#### Data shown
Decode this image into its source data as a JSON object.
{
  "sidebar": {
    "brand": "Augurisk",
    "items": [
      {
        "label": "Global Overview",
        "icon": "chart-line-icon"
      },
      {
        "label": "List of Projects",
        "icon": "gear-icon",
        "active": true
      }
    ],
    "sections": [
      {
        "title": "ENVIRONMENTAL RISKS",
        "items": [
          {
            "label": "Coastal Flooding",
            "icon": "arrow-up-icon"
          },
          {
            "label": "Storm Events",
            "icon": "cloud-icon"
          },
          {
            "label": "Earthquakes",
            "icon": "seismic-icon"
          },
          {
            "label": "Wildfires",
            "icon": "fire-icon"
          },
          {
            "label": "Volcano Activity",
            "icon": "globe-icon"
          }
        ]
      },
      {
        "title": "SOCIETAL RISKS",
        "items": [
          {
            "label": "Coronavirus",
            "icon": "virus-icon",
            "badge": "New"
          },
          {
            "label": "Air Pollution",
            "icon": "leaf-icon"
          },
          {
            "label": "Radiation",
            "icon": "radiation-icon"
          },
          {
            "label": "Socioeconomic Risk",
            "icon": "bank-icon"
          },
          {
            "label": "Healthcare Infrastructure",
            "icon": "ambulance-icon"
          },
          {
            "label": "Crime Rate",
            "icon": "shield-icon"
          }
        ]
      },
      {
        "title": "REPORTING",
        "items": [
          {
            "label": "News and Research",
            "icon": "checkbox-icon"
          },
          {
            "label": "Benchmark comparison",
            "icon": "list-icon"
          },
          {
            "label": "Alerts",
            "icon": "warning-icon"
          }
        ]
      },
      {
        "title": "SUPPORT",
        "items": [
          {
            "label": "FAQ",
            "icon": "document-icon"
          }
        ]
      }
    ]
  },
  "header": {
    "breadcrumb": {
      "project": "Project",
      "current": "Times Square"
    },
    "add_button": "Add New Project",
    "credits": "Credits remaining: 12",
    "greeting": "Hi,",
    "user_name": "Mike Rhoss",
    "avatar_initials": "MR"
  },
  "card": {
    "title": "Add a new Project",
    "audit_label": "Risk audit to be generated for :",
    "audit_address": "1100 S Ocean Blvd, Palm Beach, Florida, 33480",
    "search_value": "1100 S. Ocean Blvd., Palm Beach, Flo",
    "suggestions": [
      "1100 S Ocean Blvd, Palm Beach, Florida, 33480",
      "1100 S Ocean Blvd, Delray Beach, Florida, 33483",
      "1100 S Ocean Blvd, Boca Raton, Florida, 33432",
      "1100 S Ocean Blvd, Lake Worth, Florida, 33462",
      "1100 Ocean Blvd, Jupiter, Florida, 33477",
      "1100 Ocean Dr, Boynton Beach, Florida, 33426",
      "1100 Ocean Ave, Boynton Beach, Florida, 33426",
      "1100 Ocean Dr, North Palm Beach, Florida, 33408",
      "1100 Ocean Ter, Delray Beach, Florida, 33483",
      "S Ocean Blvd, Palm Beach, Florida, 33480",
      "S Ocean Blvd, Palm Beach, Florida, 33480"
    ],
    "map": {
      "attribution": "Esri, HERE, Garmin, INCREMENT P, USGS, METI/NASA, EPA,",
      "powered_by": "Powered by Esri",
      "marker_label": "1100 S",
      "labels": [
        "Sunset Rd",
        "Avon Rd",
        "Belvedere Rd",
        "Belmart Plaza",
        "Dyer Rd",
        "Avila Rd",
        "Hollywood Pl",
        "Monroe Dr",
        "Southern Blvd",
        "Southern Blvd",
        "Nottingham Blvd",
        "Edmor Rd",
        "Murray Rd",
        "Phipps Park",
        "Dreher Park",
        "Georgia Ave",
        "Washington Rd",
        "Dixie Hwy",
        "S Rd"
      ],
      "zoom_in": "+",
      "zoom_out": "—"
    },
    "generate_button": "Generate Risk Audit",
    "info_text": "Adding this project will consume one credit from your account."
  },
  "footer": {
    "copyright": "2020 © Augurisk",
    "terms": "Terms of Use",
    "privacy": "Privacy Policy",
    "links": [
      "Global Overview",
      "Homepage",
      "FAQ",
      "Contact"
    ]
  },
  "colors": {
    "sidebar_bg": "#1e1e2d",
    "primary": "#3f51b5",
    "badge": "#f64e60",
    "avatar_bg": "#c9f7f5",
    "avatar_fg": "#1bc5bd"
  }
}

#### Problem requirements
Each entry above needs to be retyped exactly.

#### Expected output
Decode this image into its source data as a JSON object.
{
  "sidebar": {
    "brand": "Augurisk",
    "items": [
      {
        "label": "Global Overview",
        "icon": "chart-line-icon"
      },
      {
        "label": "List of Projects",
        "icon": "gear-icon",
        "active": true
      }
    ],
    "sections": [
      {
        "title": "ENVIRONMENTAL RISKS",
        "items": [
          {
            "label": "Coastal Flooding",
            "icon": "arrow-up-icon"
          },
          {
            "label": "Storm Events",
            "icon": "cloud-icon"
          },
          {
            "label": "Earthquakes",
            "icon": "seismic-icon"
          },
          {
            "label": "Wildfires",
            "icon": "fire-icon"
          },
          {
            "label": "Volcano Activity",
            "icon": "globe-icon"
          }
        ]
      },
      {
        "title": "SOCIETAL RISKS",
        "items": [
          {
            "label": "Coronavirus",
            "icon": "virus-icon",
            "badge": "New"
          },
          {
            "label": "Air Pollution",
            "icon": "leaf-icon"
          },
          {
            "label": "Radiation",
            "icon": "radiation-icon"
          },
          {
            "label": "Socioeconomic Risk",
            "icon": "bank-icon"
          },
          {
            "label": "Healthcare Infrastructure",
            "icon": "ambulance-icon"
          },
          {
            "label": "Crime Rate",
            "icon": "shield-icon"
          }
        ]
      },
      {
        "title": "REPORTING",
        "items": [
          {
            "label": "News and Research",
            "icon": "checkbox-icon"
          },
          {
            "label": "Benchmark comparison",
            "icon": "list-icon"
          },
          {
            "label": "Alerts",
            "icon": "warning-icon"
          }
        ]
      },
      {
        "title": "SUPPORT",
        "items": [
          {
            "label": "FAQ",
            "icon": "document-icon"
          }
        ]
      }
    ]
  },
  "header": {
    "breadcrumb": {
      "project": "Project",
      "current": "Times Square"
    },
    "add_button": "Add New Project",
    "credits": "Credits remaining: 12",
    "greeting": "Hi,",
    "user_name": "Mike Rhoss",
    "avatar_initials": "MR"
  },
  "card": {
    "title": "Add a new Project",
    "audit_label": "Risk audit to be generated for :",
    "audit_address": "1100 S Ocean Blvd, Palm Beach, Florida, 33480",
    "search_value": "1100 S. Ocean Blvd., Palm Beach, Flo",
    "suggestions": [
      "1100 S Ocean Blvd, Palm Beach, Florida, 33480",
      "1100 S Ocean Blvd, Delray Beach, Florida, 33483",
      "1100 S Ocean Blvd, Boca Raton, Florida, 33432",
      "1100 S Ocean Blvd, Lake Worth, Florida, 33462",
      "1100 Ocean Blvd, Jupiter, Florida, 33477",
      "1100 Ocean Dr, Boynton Beach, Florida, 33426",
      "1100 Ocean Ave, Boynton Beach, Florida, 33426",
      "1100 Ocean Dr, North Palm Beach, Florida, 33408",
      "1100 Ocean Ter, Delray Beach, Florida, 33483",
      "S Ocean Blvd, Palm Beach, Florida, 33480",
      "S Ocean Blvd, Palm Beach, Florida, 33480"
    ],
    "map": {
      "attribution": "Esri, HERE, Garmin, INCREMENT P, USGS, METI/NASA, EPA,",
      "powered_by": "Powered by Esri",
      "marker_label": "1100 S",
      "labels": [
        "Sunset Rd",
        "Avon Rd",
        "Belvedere Rd",
        "Belmart Plaza",
        "Dyer Rd",
        "Avila Rd",
        "Hollywood Pl",
        "Monroe Dr",
        "Southern Blvd",
        "Southern Blvd",
        "Nottingham Blvd",
        "Edmor Rd",
        "Murray Rd",
        "Phipps Park",
        "Dreher Park",
        "Georgia Ave",
        "Washington Rd",
        "Dixie Hwy",
        "S Rd"
      ],
      "zoom_in": "+",
      "zoom_out": "—"
    },
    "generate_button": "Generate Risk Audit",
    "info_text": "Adding this project will consume one credit from your account."
  },
  "footer": {
    "copyright": "2020 © Augurisk",
    "terms": "Terms of Use",
    "privacy": "Privacy Policy",
    "links": [
      "Global Overview",
      "Homepage",
      "FAQ",
      "Contact"
    ]
  },
  "colors": {
    "sidebar_bg": "#1e1e2d",
    "primary": "#3f51b5",
    "badge": "#f64e60",
    "avatar_bg": "#c9f7f5",
    "avatar_fg": "#1bc5bd"
  }
}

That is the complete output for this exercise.